* Records about charts and figures
————————

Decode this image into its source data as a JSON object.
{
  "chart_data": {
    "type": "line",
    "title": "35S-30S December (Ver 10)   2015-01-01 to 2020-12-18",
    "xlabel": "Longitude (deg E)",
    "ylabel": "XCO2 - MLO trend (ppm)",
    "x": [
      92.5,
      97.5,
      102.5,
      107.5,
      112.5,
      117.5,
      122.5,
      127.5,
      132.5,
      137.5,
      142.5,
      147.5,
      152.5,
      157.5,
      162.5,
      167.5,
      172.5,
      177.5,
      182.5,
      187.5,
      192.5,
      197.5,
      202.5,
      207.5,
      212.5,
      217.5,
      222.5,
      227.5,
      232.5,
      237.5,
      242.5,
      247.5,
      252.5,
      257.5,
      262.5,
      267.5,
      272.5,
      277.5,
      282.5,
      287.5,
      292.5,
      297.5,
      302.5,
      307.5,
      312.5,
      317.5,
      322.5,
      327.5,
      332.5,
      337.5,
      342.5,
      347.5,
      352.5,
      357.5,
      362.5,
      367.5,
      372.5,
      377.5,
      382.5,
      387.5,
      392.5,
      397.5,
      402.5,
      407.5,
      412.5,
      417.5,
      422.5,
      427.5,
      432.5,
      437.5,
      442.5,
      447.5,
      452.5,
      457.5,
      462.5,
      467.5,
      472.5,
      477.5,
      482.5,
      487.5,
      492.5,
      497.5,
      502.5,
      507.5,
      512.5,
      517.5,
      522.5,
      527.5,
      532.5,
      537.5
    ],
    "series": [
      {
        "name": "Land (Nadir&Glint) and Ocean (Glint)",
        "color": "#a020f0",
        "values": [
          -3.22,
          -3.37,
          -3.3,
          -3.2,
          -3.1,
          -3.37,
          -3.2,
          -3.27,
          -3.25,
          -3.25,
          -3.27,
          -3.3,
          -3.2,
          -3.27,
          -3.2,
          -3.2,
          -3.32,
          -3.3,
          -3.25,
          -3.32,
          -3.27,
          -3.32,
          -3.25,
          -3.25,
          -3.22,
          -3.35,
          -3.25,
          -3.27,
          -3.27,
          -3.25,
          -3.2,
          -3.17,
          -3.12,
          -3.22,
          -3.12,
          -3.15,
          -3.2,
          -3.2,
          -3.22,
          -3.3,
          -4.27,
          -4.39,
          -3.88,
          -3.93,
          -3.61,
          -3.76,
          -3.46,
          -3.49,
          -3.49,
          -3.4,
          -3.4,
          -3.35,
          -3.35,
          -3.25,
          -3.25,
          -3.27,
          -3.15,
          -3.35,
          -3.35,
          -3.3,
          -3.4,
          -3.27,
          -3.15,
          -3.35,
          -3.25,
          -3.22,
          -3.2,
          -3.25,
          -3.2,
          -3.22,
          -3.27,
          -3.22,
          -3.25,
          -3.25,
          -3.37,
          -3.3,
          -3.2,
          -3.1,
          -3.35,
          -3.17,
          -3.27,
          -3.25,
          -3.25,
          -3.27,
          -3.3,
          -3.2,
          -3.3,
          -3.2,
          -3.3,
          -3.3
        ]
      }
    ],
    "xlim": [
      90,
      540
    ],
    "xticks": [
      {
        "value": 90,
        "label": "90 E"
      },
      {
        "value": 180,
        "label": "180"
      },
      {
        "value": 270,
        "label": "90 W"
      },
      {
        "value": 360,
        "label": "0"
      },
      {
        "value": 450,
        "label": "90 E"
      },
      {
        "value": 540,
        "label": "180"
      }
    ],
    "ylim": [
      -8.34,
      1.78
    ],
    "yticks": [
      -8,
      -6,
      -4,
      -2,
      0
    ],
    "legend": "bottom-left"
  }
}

————————

* EXERCISE
The listing above should be transcribed in full, exactly as written.

* RESPONSE FOR THIS EXERCISE
Decode this image into its source data as a JSON object.
{
  "chart_data": {
    "type": "line",
    "title": "35S-30S December (Ver 10)   2015-01-01 to 2020-12-18",
    "xlabel": "Longitude (deg E)",
    "ylabel": "XCO2 - MLO trend (ppm)",
    "x": [
      92.5,
      97.5,
      102.5,
      107.5,
      112.5,
      117.5,
      122.5,
      127.5,
      132.5,
      137.5,
      142.5,
      147.5,
      152.5,
      157.5,
      162.5,
      167.5,
      172.5,
      177.5,
      182.5,
      187.5,
      192.5,
      197.5,
      202.5,
      207.5,
      212.5,
      217.5,
      222.5,
      227.5,
      232.5,
      237.5,
      242.5,
      247.5,
      252.5,
      257.5,
      262.5,
      267.5,
      272.5,
      277.5,
      282.5,
      287.5,
      292.5,
      297.5,
      302.5,
      307.5,
      312.5,
      317.5,
      322.5,
      327.5,
      332.5,
      337.5,
      342.5,
      347.5,
      352.5,
      357.5,
      362.5,
      367.5,
      372.5,
      377.5,
      382.5,
      387.5,
      392.5,
      397.5,
      402.5,
      407.5,
      412.5,
      417.5,
      422.5,
      427.5,
      432.5,
      437.5,
      442.5,
      447.5,
      452.5,
      457.5,
      462.5,
      467.5,
      472.5,
      477.5,
      482.5,
      487.5,
      492.5,
      497.5,
      502.5,
      507.5,
      512.5,
      517.5,
      522.5,
      527.5,
      532.5,
      537.5
    ],
    "series": [
      {
        "name": "Land (Nadir&Glint) and Ocean (Glint)",
        "color": "#a020f0",
        "values": [
          -3.22,
          -3.37,
          -3.3,
          -3.2,
          -3.1,
          -3.37,
          -3.2,
          -3.27,
          -3.25,
          -3.25,
          -3.27,
          -3.3,
          -3.2,
          -3.27,
          -3.2,
          -3.2,
          -3.32,
          -3.3,
          -3.25,
          -3.32,
          -3.27,
          -3.32,
          -3.25,
          -3.25,
          -3.22,
          -3.35,
          -3.25,
          -3.27,
          -3.27,
          -3.25,
          -3.2,
          -3.17,
          -3.12,
          -3.22,
          -3.12,
          -3.15,
          -3.2,
          -3.2,
          -3.22,
          -3.3,
          -4.27,
          -4.39,
          -3.88,
          -3.93,
          -3.61,
          -3.76,
          -3.46,
          -3.49,
          -3.49,
          -3.4,
          -3.4,
          -3.35,
          -3.35,
          -3.25,
          -3.25,
          -3.27,
          -3.15,
          -3.35,
          -3.35,
          -3.3,
          -3.4,
          -3.27,
          -3.15,
          -3.35,
          -3.25,
          -3.22,
          -3.2,
          -3.25,
          -3.2,
          -3.22,
          -3.27,
          -3.22,
          -3.25,
          -3.25,
          -3.37,
          -3.3,
          -3.2,
          -3.1,
          -3.35,
          -3.17,
          -3.27,
          -3.25,
          -3.25,
          -3.27,
          -3.3,
          -3.2,
          -3.3,
          -3.2,
          -3.3,
          -3.3
        ]
      }
    ],
    "xlim": [
      90,
      540
    ],
    "xticks": [
      {
        "value": 90,
        "label": "90 E"
      },
      {
        "value": 180,
        "label": "180"
      },
      {
        "value": 270,
        "label": "90 W"
      },
      {
        "value": 360,
        "label": "0"
      },
      {
        "value": 450,
        "label": "90 E"
      },
      {
        "value": 540,
        "label": "180"
      }
    ],
    "ylim": [
      -8.34,
      1.78
    ],
    "yticks": [
      -8,
      -6,
      -4,
      -2,
      0
    ],
    "legend": "bottom-left"
  }
}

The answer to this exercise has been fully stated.